## THE DATA:
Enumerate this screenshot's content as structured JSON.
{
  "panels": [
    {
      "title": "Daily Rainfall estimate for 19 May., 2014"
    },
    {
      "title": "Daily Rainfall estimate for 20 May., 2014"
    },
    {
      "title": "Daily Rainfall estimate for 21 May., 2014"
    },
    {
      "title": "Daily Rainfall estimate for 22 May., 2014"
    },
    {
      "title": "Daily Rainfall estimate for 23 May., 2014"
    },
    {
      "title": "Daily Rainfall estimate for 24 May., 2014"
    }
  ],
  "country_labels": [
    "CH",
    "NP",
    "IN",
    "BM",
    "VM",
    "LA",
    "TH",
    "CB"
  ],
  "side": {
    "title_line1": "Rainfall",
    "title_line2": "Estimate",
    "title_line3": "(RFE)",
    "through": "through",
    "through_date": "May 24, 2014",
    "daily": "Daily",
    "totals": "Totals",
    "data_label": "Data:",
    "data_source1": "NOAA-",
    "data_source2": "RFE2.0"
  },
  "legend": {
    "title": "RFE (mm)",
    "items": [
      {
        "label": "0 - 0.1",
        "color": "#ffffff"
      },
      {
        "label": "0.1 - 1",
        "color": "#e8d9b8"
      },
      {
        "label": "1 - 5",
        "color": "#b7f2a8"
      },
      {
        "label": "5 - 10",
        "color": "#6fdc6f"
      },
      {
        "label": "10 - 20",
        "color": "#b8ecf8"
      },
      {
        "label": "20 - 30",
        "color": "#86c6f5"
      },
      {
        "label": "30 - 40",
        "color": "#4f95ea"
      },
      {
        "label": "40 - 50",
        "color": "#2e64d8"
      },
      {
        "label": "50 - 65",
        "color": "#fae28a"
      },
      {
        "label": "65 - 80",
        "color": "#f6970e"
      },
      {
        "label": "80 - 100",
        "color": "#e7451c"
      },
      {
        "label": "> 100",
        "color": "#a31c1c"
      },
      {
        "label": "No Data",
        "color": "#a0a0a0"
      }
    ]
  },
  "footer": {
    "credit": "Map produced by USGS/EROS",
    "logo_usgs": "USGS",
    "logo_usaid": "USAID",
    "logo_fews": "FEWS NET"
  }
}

## WHAT TO DO:
Make an exact copy of the records.

## COMPLETED EXERCISE:
Enumerate this screenshot's content as structured JSON.
{
  "panels": [
    {
      "title": "Daily Rainfall estimate for 19 May., 2014"
    },
    {
      "title": "Daily Rainfall estimate for 20 May., 2014"
    },
    {
      "title": "Daily Rainfall estimate for 21 May., 2014"
    },
    {
      "title": "Daily Rainfall estimate for 22 May., 2014"
    },
    {
      "title": "Daily Rainfall estimate for 23 May., 2014"
    },
    {
      "title": "Daily Rainfall estimate for 24 May., 2014"
    }
  ],
  "country_labels": [
    "CH",
    "NP",
    "IN",
    "BM",
    "VM",
    "LA",
    "TH",
    "CB"
  ],
  "side": {
    "title_line1": "Rainfall",
    "title_line2": "Estimate",
    "title_line3": "(RFE)",
    "through": "through",
    "through_date": "May 24, 2014",
    "daily": "Daily",
    "totals": "Totals",
    "data_label": "Data:",
    "data_source1": "NOAA-",
    "data_source2": "RFE2.0"
  },
  "legend": {
    "title": "RFE (mm)",
    "items": [
      {
        "label": "0 - 0.1",
        "color": "#ffffff"
      },
      {
        "label": "0.1 - 1",
        "color": "#e8d9b8"
      },
      {
        "label": "1 - 5",
        "color": "#b7f2a8"
      },
      {
        "label": "5 - 10",
        "color": "#6fdc6f"
      },
      {
        "label": "10 - 20",
        "color": "#b8ecf8"
      },
      {
        "label": "20 - 30",
        "color": "#86c6f5"
      },
      {
        "label": "30 - 40",
        "color": "#4f95ea"
      },
      {
        "label": "40 - 50",
        "color": "#2e64d8"
      },
      {
        "label": "50 - 65",
        "color": "#fae28a"
      },
      {
        "label": "65 - 80",
        "color": "#f6970e"
      },
      {
        "label": "80 - 100",
        "color": "#e7451c"
      },
      {
        "label": "> 100",
        "color": "#a31c1c"
      },
      {
        "label": "No Data",
        "color": "#a0a0a0"
      }
    ]
  },
  "footer": {
    "credit": "Map produced by USGS/EROS",
    "logo_usgs": "USGS",
    "logo_usaid": "USAID",
    "logo_fews": "FEWS NET"
  }
}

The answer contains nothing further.